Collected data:
┌──

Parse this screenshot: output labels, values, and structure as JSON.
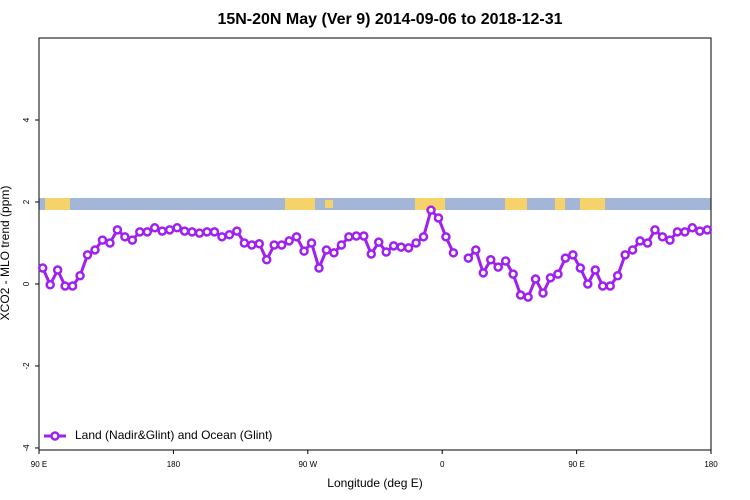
{
  "chart_data": {
    "type": "line",
    "title": "15N-20N May (Ver 9)   2014-09-06 to 2018-12-31",
    "x_label": "Longitude (deg E)",
    "y_label": "XCO2 - MLO trend (ppm)",
    "xlim": [
      90,
      540
    ],
    "xticks": [
      {
        "value": 90,
        "label": "90 E"
      },
      180,
      {
        "value": 270,
        "label": "90 W"
      },
      {
        "value": 360,
        "label": "0"
      },
      {
        "value": 450,
        "label": "90 E"
      },
      {
        "value": 540,
        "label": "180"
      }
    ],
    "ylim": [
      -4.05,
      6
    ],
    "yticks": [
      -4,
      -2,
      0,
      2,
      4
    ],
    "legend": "bottom-left",
    "x": [
      92.5,
      97.5,
      102.5,
      107.5,
      112.5,
      117.5,
      122.5,
      127.5,
      132.5,
      137.5,
      142.5,
      147.5,
      152.5,
      157.5,
      162.5,
      167.5,
      172.5,
      177.5,
      182.5,
      187.5,
      192.5,
      197.5,
      202.5,
      207.5,
      212.5,
      217.5,
      222.5,
      227.5,
      232.5,
      237.5,
      242.5,
      247.5,
      252.5,
      257.5,
      262.5,
      267.5,
      272.5,
      277.5,
      282.5,
      287.5,
      292.5,
      297.5,
      302.5,
      307.5,
      312.5,
      317.5,
      322.5,
      327.5,
      332.5,
      337.5,
      342.5,
      347.5,
      352.5,
      357.5,
      362.5,
      367.5,
      372.5,
      377.5,
      382.5,
      387.5,
      392.5,
      397.5,
      402.5,
      407.5,
      412.5,
      417.5,
      422.5,
      427.5,
      432.5,
      437.5,
      442.5,
      447.5,
      452.5,
      457.5,
      462.5,
      467.5,
      472.5,
      477.5,
      482.5,
      487.5,
      492.5,
      497.5,
      502.5,
      507.5,
      512.5,
      517.5,
      522.5,
      527.5,
      532.5,
      537.5
    ],
    "series": [
      {
        "name": "Land (Nadir&Glint) and Ocean (Glint)",
        "color": "#a020f0",
        "values": [
          0.39,
          -0.02,
          0.34,
          -0.05,
          -0.05,
          0.2,
          0.71,
          0.83,
          1.07,
          1.0,
          1.32,
          1.15,
          1.07,
          1.27,
          1.27,
          1.37,
          1.29,
          1.32,
          1.37,
          1.29,
          1.27,
          1.24,
          1.27,
          1.27,
          1.15,
          1.2,
          1.29,
          1.0,
          0.95,
          0.98,
          0.59,
          0.95,
          0.95,
          1.05,
          1.15,
          0.8,
          1.0,
          0.39,
          0.83,
          0.76,
          0.95,
          1.15,
          1.17,
          1.17,
          0.73,
          1.02,
          0.78,
          0.93,
          0.9,
          0.88,
          1.0,
          1.15,
          1.8,
          1.61,
          1.15,
          0.76,
          null,
          0.63,
          0.83,
          0.27,
          0.59,
          0.41,
          0.56,
          0.24,
          -0.27,
          -0.32,
          0.12,
          -0.22,
          0.15,
          0.24,
          0.63,
          0.71,
          0.39,
          0,
          0.34,
          -0.05,
          -0.05,
          0.2,
          0.71,
          0.83,
          1.05,
          1.0,
          1.32,
          1.15,
          1.07,
          1.27,
          1.27,
          1.37,
          1.29,
          1.32
        ]
      }
    ]
  }
}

└──

WORK REQUIRED: Without including the pictures, return each record above exactly as it stands.

FINISHED TASK:
Parse this screenshot: output labels, values, and structure as JSON.
{
  "chart_data": {
    "type": "line",
    "title": "15N-20N May (Ver 9)   2014-09-06 to 2018-12-31",
    "x_label": "Longitude (deg E)",
    "y_label": "XCO2 - MLO trend (ppm)",
    "xlim": [
      90,
      540
    ],
    "xticks": [
      {
        "value": 90,
        "label": "90 E"
      },
      180,
      {
        "value": 270,
        "label": "90 W"
      },
      {
        "value": 360,
        "label": "0"
      },
      {
        "value": 450,
        "label": "90 E"
      },
      {
        "value": 540,
        "label": "180"
      }
    ],
    "ylim": [
      -4.05,
      6
    ],
    "yticks": [
      -4,
      -2,
      0,
      2,
      4
    ],
    "legend": "bottom-left",
    "x": [
      92.5,
      97.5,
      102.5,
      107.5,
      112.5,
      117.5,
      122.5,
      127.5,
      132.5,
      137.5,
      142.5,
      147.5,
      152.5,
      157.5,
      162.5,
      167.5,
      172.5,
      177.5,
      182.5,
      187.5,
      192.5,
      197.5,
      202.5,
      207.5,
      212.5,
      217.5,
      222.5,
      227.5,
      232.5,
      237.5,
      242.5,
      247.5,
      252.5,
      257.5,
      262.5,
      267.5,
      272.5,
      277.5,
      282.5,
      287.5,
      292.5,
      297.5,
      302.5,
      307.5,
      312.5,
      317.5,
      322.5,
      327.5,
      332.5,
      337.5,
      342.5,
      347.5,
      352.5,
      357.5,
      362.5,
      367.5,
      372.5,
      377.5,
      382.5,
      387.5,
      392.5,
      397.5,
      402.5,
      407.5,
      412.5,
      417.5,
      422.5,
      427.5,
      432.5,
      437.5,
      442.5,
      447.5,
      452.5,
      457.5,
      462.5,
      467.5,
      472.5,
      477.5,
      482.5,
      487.5,
      492.5,
      497.5,
      502.5,
      507.5,
      512.5,
      517.5,
      522.5,
      527.5,
      532.5,
      537.5
    ],
    "series": [
      {
        "name": "Land (Nadir&Glint) and Ocean (Glint)",
        "color": "#a020f0",
        "values": [
          0.39,
          -0.02,
          0.34,
          -0.05,
          -0.05,
          0.2,
          0.71,
          0.83,
          1.07,
          1.0,
          1.32,
          1.15,
          1.07,
          1.27,
          1.27,
          1.37,
          1.29,
          1.32,
          1.37,
          1.29,
          1.27,
          1.24,
          1.27,
          1.27,
          1.15,
          1.2,
          1.29,
          1.0,
          0.95,
          0.98,
          0.59,
          0.95,
          0.95,
          1.05,
          1.15,
          0.8,
          1.0,
          0.39,
          0.83,
          0.76,
          0.95,
          1.15,
          1.17,
          1.17,
          0.73,
          1.02,
          0.78,
          0.93,
          0.9,
          0.88,
          1.0,
          1.15,
          1.8,
          1.61,
          1.15,
          0.76,
          null,
          0.63,
          0.83,
          0.27,
          0.59,
          0.41,
          0.56,
          0.24,
          -0.27,
          -0.32,
          0.12,
          -0.22,
          0.15,
          0.24,
          0.63,
          0.71,
          0.39,
          0,
          0.34,
          -0.05,
          -0.05,
          0.2,
          0.71,
          0.83,
          1.05,
          1.0,
          1.32,
          1.15,
          1.07,
          1.27,
          1.27,
          1.37,
          1.29,
          1.32
        ]
      }
    ]
  }
}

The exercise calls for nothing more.